## Task to carry out
Skip the images and return the records below exactly.

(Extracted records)
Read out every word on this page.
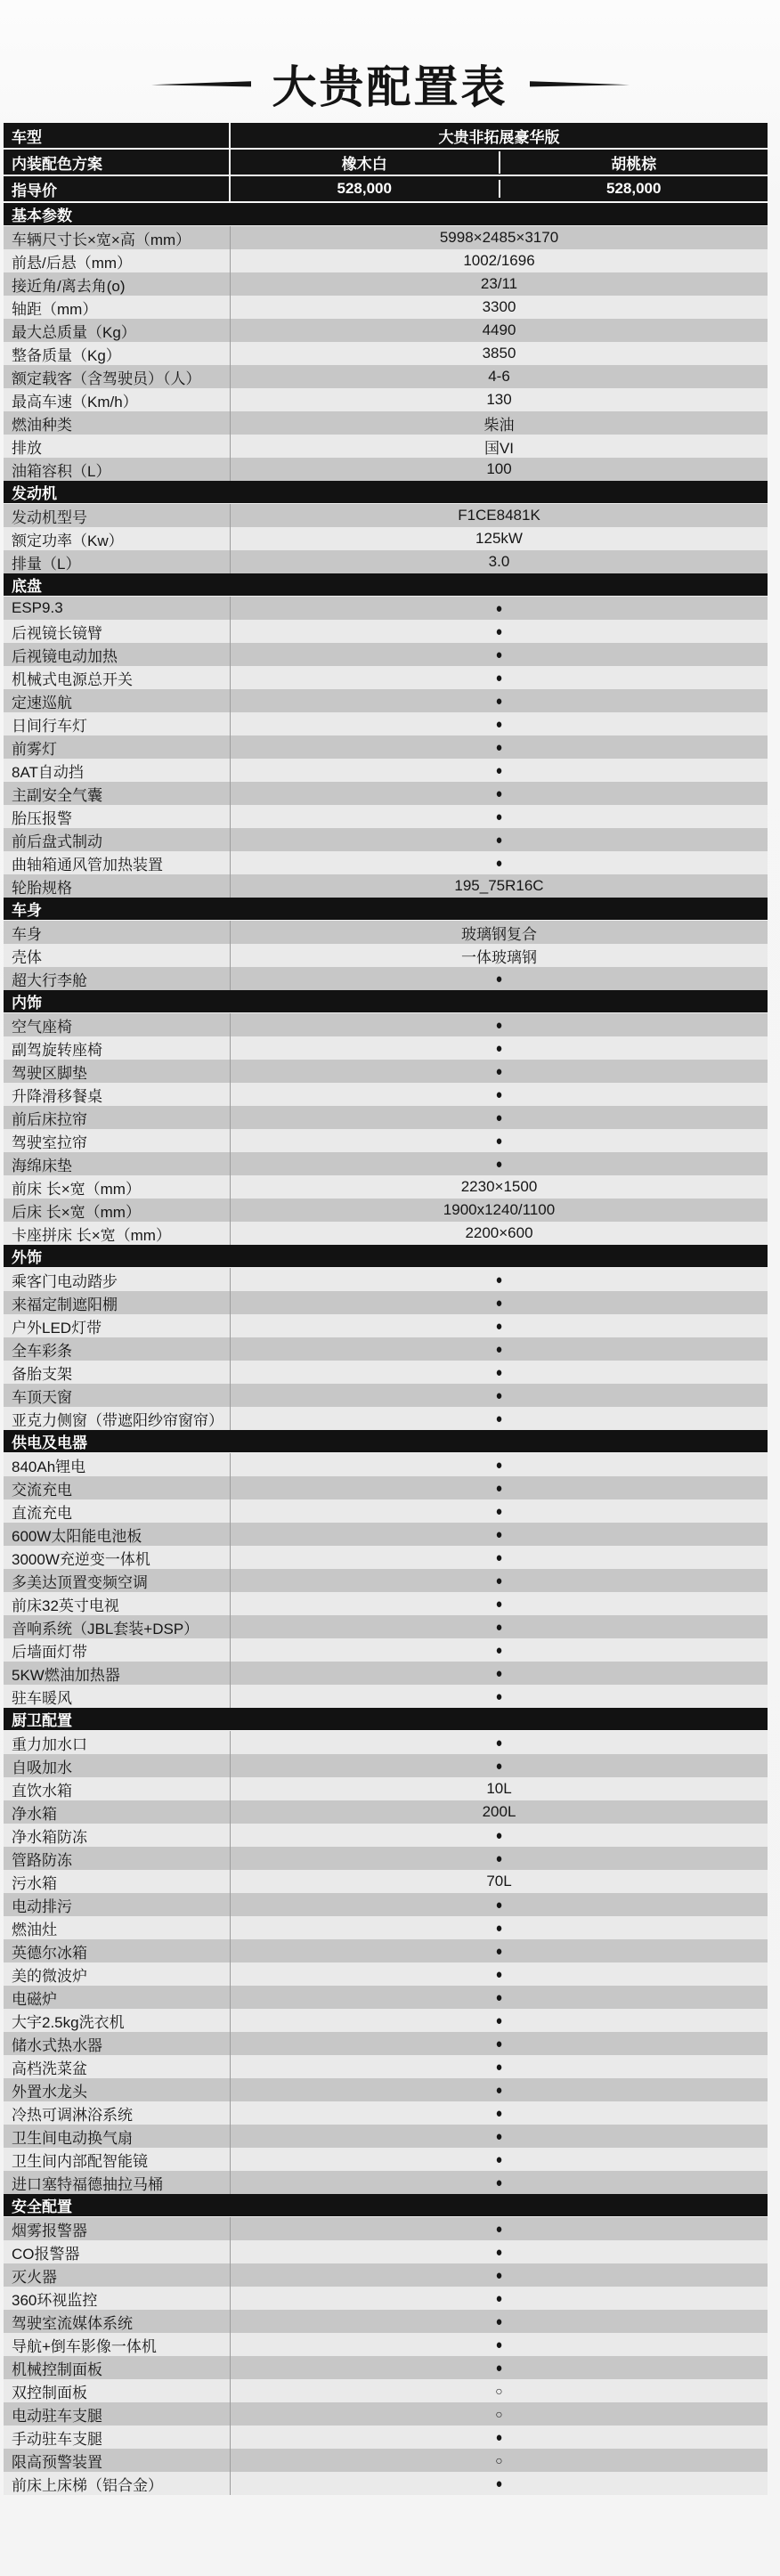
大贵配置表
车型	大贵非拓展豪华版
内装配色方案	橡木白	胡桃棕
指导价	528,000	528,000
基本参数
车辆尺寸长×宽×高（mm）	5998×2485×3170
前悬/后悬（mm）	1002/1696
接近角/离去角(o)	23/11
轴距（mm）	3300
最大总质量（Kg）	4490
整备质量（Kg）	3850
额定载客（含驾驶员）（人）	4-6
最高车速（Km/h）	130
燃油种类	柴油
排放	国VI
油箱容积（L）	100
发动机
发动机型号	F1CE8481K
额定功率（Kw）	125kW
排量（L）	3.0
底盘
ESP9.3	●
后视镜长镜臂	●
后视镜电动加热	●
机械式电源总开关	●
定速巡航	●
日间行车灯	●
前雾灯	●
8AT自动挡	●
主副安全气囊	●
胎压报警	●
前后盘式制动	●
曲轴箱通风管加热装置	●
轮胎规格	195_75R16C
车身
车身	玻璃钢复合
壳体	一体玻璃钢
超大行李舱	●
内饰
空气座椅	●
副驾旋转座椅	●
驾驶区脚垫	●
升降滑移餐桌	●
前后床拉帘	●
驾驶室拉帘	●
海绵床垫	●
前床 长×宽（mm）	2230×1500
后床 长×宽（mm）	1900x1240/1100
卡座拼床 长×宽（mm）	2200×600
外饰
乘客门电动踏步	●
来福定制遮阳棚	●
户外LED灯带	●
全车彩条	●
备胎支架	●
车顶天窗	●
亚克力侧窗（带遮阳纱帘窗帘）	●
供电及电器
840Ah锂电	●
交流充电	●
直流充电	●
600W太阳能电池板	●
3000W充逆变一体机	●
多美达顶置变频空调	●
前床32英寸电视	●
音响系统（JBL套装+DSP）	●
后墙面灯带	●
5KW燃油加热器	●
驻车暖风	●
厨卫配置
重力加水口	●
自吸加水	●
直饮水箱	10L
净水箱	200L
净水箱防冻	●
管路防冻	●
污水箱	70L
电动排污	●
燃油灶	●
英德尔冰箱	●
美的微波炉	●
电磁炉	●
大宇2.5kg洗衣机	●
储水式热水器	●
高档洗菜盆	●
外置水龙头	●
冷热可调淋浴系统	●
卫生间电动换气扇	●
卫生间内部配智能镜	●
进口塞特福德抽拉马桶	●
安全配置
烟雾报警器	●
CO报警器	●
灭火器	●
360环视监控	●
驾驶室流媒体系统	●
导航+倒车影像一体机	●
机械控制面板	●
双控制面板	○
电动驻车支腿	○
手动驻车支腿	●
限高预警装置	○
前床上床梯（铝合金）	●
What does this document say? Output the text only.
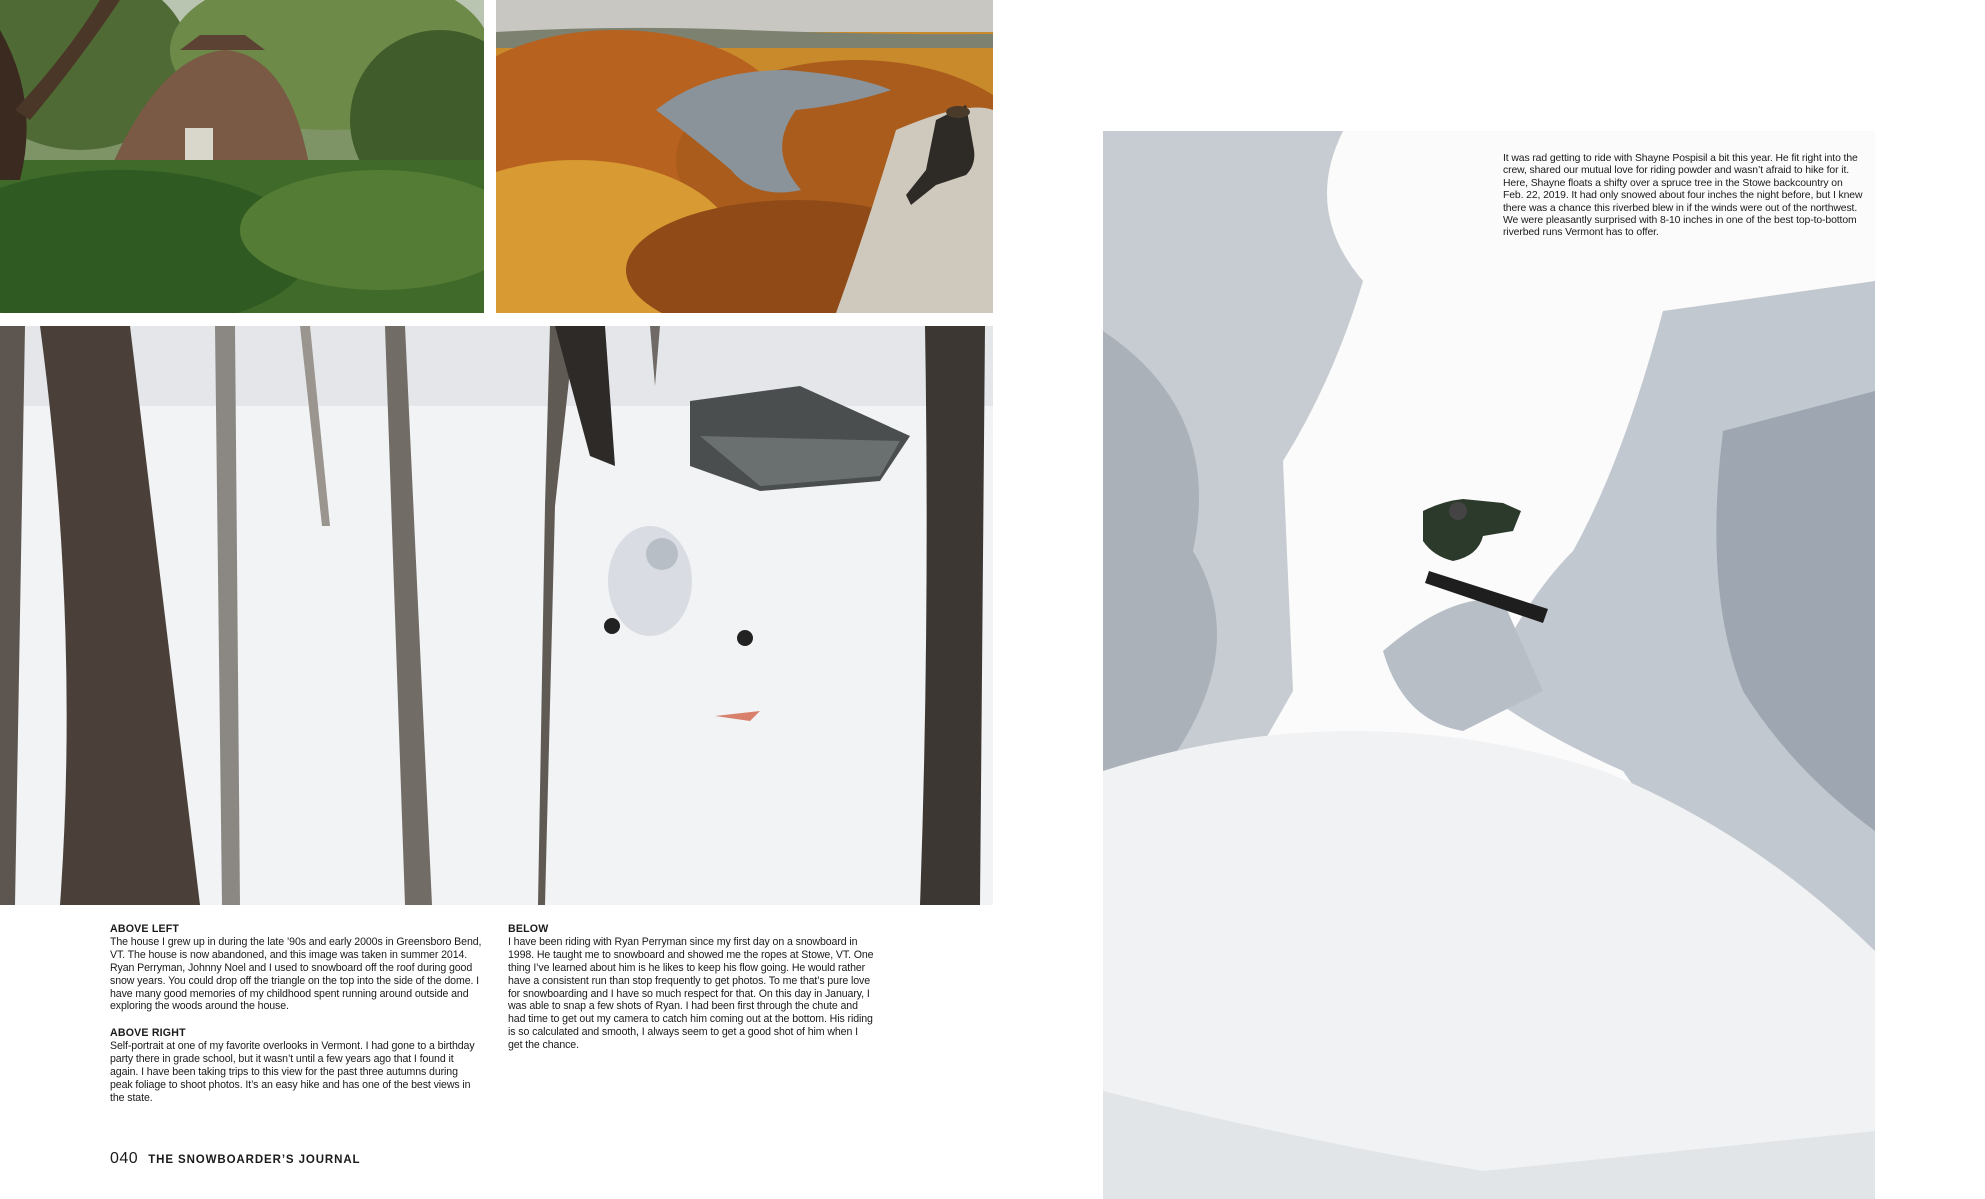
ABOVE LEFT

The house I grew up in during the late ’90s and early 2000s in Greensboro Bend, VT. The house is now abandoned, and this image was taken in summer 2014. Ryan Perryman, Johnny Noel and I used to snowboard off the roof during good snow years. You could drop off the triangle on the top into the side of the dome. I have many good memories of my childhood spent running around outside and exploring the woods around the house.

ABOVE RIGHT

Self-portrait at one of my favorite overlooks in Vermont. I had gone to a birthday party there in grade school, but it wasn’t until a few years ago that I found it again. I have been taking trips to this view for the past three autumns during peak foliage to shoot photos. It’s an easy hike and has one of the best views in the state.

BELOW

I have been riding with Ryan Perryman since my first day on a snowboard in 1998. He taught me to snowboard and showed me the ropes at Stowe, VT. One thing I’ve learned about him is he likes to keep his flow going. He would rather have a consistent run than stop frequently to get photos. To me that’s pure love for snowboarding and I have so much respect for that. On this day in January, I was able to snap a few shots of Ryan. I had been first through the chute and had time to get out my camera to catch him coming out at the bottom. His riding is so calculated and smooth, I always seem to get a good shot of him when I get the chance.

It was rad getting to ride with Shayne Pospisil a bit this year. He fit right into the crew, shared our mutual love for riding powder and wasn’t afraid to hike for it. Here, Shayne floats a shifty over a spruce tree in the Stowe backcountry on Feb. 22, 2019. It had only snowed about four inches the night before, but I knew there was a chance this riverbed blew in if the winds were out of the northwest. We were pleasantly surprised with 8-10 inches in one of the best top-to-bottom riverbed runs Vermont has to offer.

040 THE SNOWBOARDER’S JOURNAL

## The reply
Read out every word on this page.
大贵配置表
车型	大贵非拓展豪华版
内装配色方案	橡木白	胡桃棕
指导价	528,000	528,000
基本参数
车辆尺寸长×宽×高（mm）	5998×2485×3170
前悬/后悬（mm）	1002/1696
接近角/离去角(o)	23/11
轴距（mm）	3300
最大总质量（Kg）	4490
整备质量（Kg）	3850
额定载客（含驾驶员）（人）	4-6
最高车速（Km/h）	130
燃油种类	柴油
排放	国VI
油箱容积（L）	100
发动机
发动机型号	F1CE8481K
额定功率（Kw）	125kW
排量（L）	3.0
底盘
ESP9.3	●
后视镜长镜臂	●
后视镜电动加热	●
机械式电源总开关	●
定速巡航	●
日间行车灯	●
前雾灯	●
8AT自动挡	●
主副安全气囊	●
胎压报警	●
前后盘式制动	●
曲轴箱通风管加热装置	●
轮胎规格	195_75R16C
车身
车身	玻璃钢复合
壳体	一体玻璃钢
超大行李舱	●
内饰
空气座椅	●
副驾旋转座椅	●
驾驶区脚垫	●
升降滑移餐桌	●
前后床拉帘	●
驾驶室拉帘	●
海绵床垫	●
前床 长×宽（mm）	2230×1500
后床 长×宽（mm）	1900x1240/1100
卡座拼床 长×宽（mm）	2200×600
外饰
乘客门电动踏步	●
来福定制遮阳棚	●
户外LED灯带	●
全车彩条	●
备胎支架	●
车顶天窗	●
亚克力侧窗（带遮阳纱帘窗帘）	●
供电及电器
840Ah锂电	●
交流充电	●
直流充电	●
600W太阳能电池板	●
3000W充逆变一体机	●
多美达顶置变频空调	●
前床32英寸电视	●
音响系统（JBL套装+DSP）	●
后墙面灯带	●
5KW燃油加热器	●
驻车暖风	●
厨卫配置
重力加水口	●
自吸加水	●
直饮水箱	10L
净水箱	200L
净水箱防冻	●
管路防冻	●
污水箱	70L
电动排污	●
燃油灶	●
英德尔冰箱	●
美的微波炉	●
电磁炉	●
大宇2.5kg洗衣机	●
储水式热水器	●
高档洗菜盆	●
外置水龙头	●
冷热可调淋浴系统	●
卫生间电动换气扇	●
卫生间内部配智能镜	●
进口塞特福德抽拉马桶	●
安全配置
烟雾报警器	●
CO报警器	●
灭火器	●
360环视监控	●
驾驶室流媒体系统	●
导航+倒车影像一体机	●
机械控制面板	●
双控制面板	○
电动驻车支腿	○
手动驻车支腿	●
限高预警装置	○
前床上床梯（铝合金）	●
What does this document say? Output the text only.
ABOVE LEFT

The house I grew up in during the late ’90s and early 2000s in Greensboro Bend, VT. The house is now abandoned, and this image was taken in summer 2014. Ryan Perryman, Johnny Noel and I used to snowboard off the roof during good snow years. You could drop off the triangle on the top into the side of the dome. I have many good memories of my childhood spent running around outside and exploring the woods around the house.

ABOVE RIGHT

Self-portrait at one of my favorite overlooks in Vermont. I had gone to a birthday party there in grade school, but it wasn’t until a few years ago that I found it again. I have been taking trips to this view for the past three autumns during peak foliage to shoot photos. It’s an easy hike and has one of the best views in the state.

BELOW

I have been riding with Ryan Perryman since my first day on a snowboard in 1998. He taught me to snowboard and showed me the ropes at Stowe, VT. One thing I’ve learned about him is he likes to keep his flow going. He would rather have a consistent run than stop frequently to get photos. To me that’s pure love for snowboarding and I have so much respect for that. On this day in January, I was able to snap a few shots of Ryan. I had been first through the chute and had time to get out my camera to catch him coming out at the bottom. His riding is so calculated and smooth, I always seem to get a good shot of him when I get the chance.

It was rad getting to ride with Shayne Pospisil a bit this year. He fit right into the crew, shared our mutual love for riding powder and wasn’t afraid to hike for it. Here, Shayne floats a shifty over a spruce tree in the Stowe backcountry on Feb. 22, 2019. It had only snowed about four inches the night before, but I knew there was a chance this riverbed blew in if the winds were out of the northwest. We were pleasantly surprised with 8-10 inches in one of the best top-to-bottom riverbed runs Vermont has to offer.

040 THE SNOWBOARDER’S JOURNAL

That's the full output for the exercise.